* Work instructions: Read through the records below and copy each line that uses the word "classify".
+-------+
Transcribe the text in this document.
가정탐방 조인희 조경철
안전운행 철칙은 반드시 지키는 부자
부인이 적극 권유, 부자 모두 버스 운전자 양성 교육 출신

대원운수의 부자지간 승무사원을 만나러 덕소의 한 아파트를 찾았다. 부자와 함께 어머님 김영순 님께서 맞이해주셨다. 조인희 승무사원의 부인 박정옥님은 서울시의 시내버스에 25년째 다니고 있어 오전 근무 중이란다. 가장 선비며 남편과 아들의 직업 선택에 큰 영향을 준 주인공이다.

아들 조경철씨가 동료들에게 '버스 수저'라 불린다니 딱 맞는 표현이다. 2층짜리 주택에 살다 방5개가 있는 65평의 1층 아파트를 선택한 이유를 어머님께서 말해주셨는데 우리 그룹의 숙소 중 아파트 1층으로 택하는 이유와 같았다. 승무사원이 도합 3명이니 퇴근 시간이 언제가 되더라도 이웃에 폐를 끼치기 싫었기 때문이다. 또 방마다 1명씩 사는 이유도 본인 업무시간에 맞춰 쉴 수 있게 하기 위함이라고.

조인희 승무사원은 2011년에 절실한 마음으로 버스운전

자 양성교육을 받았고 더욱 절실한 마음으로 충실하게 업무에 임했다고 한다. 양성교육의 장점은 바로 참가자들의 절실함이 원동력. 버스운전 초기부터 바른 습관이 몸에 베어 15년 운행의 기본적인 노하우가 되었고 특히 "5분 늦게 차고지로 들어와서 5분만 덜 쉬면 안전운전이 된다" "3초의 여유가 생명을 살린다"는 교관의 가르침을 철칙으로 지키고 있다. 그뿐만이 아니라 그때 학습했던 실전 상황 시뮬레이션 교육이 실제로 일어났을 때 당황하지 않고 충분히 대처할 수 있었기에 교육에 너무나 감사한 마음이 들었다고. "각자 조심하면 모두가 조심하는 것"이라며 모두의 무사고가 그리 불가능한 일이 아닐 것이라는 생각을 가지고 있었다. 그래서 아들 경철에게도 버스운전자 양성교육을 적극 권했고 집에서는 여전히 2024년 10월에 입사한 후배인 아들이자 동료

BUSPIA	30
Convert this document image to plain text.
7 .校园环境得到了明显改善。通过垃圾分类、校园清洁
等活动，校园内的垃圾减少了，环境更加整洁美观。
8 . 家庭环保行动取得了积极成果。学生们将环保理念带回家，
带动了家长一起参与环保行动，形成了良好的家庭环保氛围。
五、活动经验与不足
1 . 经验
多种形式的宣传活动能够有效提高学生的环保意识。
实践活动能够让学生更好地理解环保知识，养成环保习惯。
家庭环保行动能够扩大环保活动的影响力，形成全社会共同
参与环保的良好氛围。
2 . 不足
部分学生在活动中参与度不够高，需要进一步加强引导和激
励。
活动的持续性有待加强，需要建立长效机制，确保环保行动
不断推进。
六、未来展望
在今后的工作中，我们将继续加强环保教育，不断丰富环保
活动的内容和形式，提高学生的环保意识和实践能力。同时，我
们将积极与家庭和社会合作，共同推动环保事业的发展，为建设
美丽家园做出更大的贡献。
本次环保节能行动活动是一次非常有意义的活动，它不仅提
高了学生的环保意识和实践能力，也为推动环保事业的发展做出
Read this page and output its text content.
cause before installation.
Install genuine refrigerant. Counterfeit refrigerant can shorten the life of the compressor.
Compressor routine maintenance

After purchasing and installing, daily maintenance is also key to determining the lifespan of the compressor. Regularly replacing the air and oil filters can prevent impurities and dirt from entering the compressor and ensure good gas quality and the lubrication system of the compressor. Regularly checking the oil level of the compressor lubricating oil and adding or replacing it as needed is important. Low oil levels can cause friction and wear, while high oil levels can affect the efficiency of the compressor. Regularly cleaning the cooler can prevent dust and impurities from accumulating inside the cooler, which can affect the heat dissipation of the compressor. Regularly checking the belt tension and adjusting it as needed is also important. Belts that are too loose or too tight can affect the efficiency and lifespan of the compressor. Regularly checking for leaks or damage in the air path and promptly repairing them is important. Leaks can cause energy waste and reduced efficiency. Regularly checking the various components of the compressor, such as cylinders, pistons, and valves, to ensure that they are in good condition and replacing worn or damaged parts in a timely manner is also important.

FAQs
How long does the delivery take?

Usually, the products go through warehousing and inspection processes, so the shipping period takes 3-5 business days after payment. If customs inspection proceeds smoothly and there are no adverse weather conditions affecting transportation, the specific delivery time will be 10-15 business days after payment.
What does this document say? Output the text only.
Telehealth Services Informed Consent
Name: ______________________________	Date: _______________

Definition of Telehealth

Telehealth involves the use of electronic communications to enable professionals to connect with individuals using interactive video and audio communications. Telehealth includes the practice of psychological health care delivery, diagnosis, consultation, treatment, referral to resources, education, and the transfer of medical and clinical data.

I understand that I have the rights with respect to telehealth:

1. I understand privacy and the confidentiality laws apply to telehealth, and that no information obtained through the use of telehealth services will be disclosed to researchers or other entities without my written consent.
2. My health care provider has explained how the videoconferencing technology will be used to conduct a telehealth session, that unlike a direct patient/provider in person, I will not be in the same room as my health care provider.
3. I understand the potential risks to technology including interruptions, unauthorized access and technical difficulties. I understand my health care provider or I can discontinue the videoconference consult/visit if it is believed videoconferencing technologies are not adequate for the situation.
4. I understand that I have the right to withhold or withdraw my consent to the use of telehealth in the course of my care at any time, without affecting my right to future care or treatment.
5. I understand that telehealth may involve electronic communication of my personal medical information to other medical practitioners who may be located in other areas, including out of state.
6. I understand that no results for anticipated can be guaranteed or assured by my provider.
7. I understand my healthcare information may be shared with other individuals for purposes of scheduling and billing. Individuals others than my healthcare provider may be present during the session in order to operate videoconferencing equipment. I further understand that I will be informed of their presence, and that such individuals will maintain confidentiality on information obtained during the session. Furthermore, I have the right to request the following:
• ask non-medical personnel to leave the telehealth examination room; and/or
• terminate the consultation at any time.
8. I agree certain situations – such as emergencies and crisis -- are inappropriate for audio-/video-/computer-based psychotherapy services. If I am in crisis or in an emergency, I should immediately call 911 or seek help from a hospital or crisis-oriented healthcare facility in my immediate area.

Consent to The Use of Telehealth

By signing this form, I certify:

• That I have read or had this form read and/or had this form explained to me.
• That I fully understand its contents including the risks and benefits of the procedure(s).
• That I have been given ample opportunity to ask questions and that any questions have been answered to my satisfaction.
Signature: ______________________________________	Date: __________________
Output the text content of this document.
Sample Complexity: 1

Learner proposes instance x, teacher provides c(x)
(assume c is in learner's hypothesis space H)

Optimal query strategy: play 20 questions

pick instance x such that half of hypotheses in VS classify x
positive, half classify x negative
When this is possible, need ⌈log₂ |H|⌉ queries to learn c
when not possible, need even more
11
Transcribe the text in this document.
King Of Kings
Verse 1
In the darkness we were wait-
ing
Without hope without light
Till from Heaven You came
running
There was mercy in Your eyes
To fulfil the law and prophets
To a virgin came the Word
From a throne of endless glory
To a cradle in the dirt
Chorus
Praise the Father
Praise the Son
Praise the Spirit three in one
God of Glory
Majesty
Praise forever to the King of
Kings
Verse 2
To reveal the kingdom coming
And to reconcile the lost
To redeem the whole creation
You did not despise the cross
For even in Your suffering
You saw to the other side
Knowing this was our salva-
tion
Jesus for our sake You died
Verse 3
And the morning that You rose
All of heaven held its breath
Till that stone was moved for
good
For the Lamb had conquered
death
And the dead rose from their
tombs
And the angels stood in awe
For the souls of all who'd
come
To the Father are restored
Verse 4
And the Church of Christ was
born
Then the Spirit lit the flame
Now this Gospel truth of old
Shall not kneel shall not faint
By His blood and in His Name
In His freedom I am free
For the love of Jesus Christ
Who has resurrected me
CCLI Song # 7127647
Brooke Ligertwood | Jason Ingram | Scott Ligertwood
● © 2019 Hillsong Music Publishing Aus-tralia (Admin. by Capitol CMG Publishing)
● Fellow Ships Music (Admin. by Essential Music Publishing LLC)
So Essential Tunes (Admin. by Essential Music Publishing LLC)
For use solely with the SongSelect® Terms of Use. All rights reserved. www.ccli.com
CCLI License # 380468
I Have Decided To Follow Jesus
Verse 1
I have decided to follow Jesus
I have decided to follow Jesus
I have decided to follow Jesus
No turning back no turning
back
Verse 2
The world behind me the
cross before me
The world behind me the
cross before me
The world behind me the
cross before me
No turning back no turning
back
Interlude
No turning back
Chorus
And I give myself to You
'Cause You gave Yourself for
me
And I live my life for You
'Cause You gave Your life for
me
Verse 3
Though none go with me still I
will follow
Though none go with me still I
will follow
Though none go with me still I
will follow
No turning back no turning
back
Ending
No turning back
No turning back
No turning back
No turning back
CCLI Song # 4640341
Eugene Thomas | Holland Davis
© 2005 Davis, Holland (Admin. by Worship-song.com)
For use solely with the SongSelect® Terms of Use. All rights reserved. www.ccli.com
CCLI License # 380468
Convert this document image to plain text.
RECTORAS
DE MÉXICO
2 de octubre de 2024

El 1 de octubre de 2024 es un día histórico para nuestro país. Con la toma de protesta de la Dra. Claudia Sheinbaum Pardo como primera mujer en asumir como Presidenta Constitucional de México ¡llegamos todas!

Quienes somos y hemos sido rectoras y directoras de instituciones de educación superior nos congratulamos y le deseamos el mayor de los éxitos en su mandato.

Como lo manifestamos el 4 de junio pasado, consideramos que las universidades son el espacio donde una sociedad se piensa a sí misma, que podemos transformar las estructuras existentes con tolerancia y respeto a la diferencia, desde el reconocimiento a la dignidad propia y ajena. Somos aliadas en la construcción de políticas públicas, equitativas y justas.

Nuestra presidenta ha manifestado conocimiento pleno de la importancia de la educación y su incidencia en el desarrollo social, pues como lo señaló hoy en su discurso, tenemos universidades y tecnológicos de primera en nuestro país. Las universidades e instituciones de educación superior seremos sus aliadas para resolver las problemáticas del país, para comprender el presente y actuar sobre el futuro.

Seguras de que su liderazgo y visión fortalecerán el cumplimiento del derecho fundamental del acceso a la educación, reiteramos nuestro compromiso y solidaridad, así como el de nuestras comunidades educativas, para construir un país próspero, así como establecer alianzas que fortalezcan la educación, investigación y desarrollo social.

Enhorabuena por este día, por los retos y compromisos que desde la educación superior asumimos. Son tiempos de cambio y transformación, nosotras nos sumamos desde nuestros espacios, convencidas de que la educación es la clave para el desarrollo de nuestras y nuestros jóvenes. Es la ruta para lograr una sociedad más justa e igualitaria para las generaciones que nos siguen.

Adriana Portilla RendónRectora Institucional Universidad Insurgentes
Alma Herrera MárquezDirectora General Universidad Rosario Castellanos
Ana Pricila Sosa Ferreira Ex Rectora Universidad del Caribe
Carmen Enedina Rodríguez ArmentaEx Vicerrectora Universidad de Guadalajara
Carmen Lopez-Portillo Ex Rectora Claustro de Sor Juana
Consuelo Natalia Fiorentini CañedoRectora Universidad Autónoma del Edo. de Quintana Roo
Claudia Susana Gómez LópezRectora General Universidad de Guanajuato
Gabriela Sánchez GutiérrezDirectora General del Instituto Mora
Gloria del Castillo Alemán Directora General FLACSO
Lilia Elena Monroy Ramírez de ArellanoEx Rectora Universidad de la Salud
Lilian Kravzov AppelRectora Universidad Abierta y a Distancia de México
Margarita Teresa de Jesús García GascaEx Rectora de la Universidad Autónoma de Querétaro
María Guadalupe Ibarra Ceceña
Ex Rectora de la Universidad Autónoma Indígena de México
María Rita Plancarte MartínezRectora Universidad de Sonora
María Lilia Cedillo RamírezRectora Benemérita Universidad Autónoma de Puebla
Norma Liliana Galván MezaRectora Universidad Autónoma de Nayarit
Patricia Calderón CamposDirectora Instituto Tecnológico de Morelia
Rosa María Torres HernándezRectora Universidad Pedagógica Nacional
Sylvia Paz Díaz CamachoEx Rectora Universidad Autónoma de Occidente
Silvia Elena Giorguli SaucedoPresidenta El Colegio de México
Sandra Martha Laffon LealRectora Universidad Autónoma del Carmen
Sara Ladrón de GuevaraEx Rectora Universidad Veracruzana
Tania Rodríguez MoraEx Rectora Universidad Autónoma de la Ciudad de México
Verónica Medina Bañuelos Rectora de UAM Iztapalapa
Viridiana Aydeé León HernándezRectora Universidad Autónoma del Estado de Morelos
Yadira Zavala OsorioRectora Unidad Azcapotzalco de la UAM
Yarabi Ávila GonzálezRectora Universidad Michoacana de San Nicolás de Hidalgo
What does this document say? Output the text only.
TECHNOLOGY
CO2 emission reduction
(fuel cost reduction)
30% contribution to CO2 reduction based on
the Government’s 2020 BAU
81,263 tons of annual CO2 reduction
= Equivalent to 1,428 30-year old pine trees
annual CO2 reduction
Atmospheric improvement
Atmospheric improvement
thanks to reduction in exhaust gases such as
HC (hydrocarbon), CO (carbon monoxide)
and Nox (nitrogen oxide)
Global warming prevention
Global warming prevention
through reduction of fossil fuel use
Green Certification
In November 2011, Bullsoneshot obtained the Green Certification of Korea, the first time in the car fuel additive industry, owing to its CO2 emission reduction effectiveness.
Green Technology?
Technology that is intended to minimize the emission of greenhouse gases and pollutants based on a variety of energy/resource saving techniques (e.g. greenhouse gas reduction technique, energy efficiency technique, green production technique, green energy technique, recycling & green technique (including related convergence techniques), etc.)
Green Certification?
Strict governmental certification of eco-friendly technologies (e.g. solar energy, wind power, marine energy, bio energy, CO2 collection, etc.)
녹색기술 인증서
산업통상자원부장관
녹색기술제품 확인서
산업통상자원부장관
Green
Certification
+-------+
* Solution to this exercise:
pick instance x such that half of hypotheses in VS classify x
positive, half classify x negative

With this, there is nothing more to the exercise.